Part of a data file:
--- begin ---

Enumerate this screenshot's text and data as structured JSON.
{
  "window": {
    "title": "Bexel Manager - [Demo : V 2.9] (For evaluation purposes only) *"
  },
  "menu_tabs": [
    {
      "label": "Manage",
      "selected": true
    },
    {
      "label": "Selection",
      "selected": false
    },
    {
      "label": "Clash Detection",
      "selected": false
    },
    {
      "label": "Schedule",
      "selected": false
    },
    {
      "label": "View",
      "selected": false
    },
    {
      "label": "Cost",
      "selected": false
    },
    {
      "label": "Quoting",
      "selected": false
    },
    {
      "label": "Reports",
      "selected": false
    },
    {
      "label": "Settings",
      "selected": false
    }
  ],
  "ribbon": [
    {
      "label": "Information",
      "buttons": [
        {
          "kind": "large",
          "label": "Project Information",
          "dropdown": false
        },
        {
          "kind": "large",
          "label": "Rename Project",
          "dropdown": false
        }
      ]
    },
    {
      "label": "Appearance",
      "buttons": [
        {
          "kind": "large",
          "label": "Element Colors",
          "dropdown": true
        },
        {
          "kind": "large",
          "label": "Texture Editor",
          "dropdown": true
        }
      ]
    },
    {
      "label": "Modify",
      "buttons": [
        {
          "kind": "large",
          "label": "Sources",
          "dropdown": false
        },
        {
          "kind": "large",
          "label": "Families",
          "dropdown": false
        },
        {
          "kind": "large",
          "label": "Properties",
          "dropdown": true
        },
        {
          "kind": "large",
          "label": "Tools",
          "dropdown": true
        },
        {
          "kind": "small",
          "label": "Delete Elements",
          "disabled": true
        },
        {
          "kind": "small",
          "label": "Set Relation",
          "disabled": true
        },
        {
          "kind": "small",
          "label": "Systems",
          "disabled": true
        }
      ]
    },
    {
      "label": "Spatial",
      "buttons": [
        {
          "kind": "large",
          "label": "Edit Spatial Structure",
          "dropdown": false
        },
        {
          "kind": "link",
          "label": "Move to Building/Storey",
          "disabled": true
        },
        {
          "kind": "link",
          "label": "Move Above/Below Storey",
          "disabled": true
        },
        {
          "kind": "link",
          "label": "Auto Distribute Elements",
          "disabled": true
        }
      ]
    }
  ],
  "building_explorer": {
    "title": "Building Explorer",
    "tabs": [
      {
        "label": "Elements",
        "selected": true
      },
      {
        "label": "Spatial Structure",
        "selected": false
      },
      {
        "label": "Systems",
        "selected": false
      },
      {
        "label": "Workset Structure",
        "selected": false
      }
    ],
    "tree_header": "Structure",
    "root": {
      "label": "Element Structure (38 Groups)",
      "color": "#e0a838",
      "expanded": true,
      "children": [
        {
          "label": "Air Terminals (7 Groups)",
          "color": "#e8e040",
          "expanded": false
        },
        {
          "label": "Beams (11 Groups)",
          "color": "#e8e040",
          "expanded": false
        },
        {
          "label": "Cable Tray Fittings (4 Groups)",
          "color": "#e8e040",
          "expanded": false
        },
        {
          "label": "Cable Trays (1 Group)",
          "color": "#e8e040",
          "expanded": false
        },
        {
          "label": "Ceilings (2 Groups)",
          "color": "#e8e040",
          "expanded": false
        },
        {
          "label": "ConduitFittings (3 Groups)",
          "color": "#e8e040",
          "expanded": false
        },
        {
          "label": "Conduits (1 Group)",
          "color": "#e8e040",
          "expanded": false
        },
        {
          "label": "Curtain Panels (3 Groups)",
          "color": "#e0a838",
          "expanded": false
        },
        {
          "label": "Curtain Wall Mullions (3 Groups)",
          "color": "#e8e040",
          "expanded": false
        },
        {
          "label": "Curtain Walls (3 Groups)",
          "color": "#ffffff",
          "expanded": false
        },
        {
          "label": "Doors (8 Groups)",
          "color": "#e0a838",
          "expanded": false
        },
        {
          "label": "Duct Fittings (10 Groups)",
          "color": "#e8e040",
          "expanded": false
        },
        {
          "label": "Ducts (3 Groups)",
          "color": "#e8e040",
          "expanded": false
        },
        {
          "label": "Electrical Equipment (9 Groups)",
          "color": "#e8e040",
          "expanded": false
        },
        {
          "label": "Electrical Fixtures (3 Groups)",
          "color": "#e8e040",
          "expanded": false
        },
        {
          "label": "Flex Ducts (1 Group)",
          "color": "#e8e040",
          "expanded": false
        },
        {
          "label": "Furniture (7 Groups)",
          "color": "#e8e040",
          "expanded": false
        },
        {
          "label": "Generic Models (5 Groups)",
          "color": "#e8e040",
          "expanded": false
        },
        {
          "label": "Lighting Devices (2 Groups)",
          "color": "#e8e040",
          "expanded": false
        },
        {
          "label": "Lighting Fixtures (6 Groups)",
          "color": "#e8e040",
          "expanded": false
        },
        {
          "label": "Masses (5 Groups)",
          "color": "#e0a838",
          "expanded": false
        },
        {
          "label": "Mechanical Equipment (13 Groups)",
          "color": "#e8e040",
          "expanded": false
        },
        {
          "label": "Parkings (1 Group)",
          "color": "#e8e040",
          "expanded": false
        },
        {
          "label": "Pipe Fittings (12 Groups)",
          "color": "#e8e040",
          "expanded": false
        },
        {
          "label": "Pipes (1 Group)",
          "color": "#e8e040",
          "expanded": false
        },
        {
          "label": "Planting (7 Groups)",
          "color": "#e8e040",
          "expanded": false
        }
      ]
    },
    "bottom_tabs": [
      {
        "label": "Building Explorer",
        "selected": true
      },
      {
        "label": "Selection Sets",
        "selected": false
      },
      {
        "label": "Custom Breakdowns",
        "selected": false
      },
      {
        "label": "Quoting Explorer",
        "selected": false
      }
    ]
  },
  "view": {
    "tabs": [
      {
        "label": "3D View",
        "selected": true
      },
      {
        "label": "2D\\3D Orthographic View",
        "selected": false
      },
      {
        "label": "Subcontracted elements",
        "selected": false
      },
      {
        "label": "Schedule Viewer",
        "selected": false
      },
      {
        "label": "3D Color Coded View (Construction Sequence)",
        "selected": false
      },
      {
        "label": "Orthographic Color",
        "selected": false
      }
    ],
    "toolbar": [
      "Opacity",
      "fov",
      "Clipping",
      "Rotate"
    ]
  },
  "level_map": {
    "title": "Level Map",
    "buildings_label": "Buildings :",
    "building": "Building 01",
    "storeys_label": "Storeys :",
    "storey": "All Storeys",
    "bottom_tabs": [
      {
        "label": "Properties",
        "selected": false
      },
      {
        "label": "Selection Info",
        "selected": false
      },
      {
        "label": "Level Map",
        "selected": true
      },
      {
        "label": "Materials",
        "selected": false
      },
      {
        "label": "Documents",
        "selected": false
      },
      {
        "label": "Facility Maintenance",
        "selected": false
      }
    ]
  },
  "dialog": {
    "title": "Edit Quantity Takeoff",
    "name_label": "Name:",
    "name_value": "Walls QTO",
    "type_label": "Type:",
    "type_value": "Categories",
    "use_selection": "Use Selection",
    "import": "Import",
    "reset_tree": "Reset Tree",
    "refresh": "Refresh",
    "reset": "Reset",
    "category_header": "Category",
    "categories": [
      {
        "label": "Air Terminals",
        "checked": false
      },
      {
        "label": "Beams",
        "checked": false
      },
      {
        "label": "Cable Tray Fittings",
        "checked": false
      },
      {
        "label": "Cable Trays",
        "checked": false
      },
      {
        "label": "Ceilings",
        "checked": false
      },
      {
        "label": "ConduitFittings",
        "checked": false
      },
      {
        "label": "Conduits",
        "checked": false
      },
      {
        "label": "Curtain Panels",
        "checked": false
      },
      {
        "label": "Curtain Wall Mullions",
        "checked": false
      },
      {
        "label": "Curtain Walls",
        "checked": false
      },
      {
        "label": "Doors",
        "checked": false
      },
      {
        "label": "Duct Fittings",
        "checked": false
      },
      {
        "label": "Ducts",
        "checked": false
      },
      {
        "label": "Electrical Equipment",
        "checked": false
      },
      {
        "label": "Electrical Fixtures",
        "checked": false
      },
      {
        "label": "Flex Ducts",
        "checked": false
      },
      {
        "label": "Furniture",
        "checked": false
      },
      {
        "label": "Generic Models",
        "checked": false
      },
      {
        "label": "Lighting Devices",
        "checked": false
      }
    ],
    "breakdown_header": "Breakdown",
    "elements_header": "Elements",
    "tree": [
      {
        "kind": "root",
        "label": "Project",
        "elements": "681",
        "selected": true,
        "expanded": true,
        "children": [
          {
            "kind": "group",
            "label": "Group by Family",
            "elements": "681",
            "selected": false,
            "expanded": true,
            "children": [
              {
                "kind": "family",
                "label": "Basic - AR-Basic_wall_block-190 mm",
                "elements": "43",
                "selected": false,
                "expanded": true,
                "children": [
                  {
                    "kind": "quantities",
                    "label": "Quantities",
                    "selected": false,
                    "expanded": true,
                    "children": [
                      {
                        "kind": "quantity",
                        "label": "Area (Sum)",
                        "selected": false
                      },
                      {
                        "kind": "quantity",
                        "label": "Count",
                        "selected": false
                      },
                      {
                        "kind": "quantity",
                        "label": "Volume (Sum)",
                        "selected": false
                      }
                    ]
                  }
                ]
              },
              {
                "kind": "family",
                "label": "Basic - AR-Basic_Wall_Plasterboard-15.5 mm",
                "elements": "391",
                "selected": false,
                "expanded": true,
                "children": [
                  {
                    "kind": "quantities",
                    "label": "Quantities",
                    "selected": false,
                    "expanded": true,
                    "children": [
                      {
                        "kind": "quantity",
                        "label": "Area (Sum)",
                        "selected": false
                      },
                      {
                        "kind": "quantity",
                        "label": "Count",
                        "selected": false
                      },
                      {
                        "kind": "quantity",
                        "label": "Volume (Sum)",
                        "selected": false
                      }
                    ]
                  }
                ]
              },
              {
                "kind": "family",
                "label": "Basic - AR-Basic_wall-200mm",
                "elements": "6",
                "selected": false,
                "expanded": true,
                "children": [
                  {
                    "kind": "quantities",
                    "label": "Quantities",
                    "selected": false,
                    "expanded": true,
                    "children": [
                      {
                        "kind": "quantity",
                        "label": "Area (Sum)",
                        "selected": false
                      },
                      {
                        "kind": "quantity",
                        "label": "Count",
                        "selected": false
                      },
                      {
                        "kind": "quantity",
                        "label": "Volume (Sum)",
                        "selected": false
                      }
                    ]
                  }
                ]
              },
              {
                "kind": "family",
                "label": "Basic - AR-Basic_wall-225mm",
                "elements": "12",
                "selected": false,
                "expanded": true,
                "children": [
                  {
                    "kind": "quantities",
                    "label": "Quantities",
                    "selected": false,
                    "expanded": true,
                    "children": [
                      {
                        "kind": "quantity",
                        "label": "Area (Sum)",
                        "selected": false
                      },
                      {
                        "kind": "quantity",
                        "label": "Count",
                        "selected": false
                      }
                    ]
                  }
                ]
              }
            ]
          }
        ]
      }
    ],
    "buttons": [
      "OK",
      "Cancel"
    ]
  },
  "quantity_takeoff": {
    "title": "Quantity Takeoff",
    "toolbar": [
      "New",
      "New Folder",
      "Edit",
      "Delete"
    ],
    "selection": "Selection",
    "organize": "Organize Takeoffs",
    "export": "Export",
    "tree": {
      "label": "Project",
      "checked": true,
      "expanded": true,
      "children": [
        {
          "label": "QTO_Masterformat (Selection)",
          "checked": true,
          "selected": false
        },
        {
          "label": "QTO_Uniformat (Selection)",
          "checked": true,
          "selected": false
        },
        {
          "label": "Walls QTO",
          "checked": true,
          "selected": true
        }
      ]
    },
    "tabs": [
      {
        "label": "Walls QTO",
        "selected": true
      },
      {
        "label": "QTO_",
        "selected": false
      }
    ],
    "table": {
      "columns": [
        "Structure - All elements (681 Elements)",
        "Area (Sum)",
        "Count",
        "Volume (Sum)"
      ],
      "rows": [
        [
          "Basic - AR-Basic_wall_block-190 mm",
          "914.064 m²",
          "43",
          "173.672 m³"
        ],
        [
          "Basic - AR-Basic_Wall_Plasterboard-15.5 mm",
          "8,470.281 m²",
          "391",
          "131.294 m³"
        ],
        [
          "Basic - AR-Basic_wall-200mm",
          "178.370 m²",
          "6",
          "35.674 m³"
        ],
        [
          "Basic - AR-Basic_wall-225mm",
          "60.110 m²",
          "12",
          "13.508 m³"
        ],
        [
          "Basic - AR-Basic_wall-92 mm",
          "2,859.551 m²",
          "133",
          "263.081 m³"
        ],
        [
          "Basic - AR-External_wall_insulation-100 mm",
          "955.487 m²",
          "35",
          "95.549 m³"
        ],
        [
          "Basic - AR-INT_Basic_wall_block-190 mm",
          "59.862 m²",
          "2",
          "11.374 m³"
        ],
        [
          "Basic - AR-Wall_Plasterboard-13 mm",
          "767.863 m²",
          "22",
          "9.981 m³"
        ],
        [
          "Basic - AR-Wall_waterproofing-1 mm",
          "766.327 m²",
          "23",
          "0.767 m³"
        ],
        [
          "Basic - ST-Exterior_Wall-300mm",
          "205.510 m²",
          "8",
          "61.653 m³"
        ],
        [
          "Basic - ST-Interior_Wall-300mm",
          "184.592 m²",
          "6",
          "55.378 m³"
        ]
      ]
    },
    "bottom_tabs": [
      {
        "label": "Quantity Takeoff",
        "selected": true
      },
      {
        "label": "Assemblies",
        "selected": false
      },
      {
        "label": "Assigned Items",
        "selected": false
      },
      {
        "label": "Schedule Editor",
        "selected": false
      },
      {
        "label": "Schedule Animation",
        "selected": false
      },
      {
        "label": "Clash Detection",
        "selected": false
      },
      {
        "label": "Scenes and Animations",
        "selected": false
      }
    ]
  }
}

--- end ---

__Instructions for the task__
Extract each line holding the word "Ceilings" from the records.

__Reply__
          "label": "Ceilings (2 Groups)",
        "label": "Ceilings",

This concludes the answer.